• **WHAT TO DO**: Each entry below is to be transcribed exactly.

• **DATA SHOWN**:
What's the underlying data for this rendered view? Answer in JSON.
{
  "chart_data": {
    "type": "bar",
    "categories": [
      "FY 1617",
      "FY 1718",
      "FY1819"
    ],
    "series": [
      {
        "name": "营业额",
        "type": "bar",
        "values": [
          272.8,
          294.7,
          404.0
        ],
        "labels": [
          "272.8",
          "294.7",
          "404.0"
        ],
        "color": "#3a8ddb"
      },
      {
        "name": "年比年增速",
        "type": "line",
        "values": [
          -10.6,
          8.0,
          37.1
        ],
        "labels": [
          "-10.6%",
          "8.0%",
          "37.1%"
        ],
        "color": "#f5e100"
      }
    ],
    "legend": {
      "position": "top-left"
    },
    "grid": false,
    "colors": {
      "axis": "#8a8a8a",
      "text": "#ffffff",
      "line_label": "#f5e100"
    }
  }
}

• **SOLUTION TO THIS EXERCISE**:
What's the underlying data for this rendered view? Answer in JSON.
{
  "chart_data": {
    "type": "bar",
    "categories": [
      "FY 1617",
      "FY 1718",
      "FY1819"
    ],
    "series": [
      {
        "name": "营业额",
        "type": "bar",
        "values": [
          272.8,
          294.7,
          404.0
        ],
        "labels": [
          "272.8",
          "294.7",
          "404.0"
        ],
        "color": "#3a8ddb"
      },
      {
        "name": "年比年增速",
        "type": "line",
        "values": [
          -10.6,
          8.0,
          37.1
        ],
        "labels": [
          "-10.6%",
          "8.0%",
          "37.1%"
        ],
        "color": "#f5e100"
      }
    ],
    "legend": {
      "position": "top-left"
    },
    "grid": false,
    "colors": {
      "axis": "#8a8a8a",
      "text": "#ffffff",
      "line_label": "#f5e100"
    }
  }
}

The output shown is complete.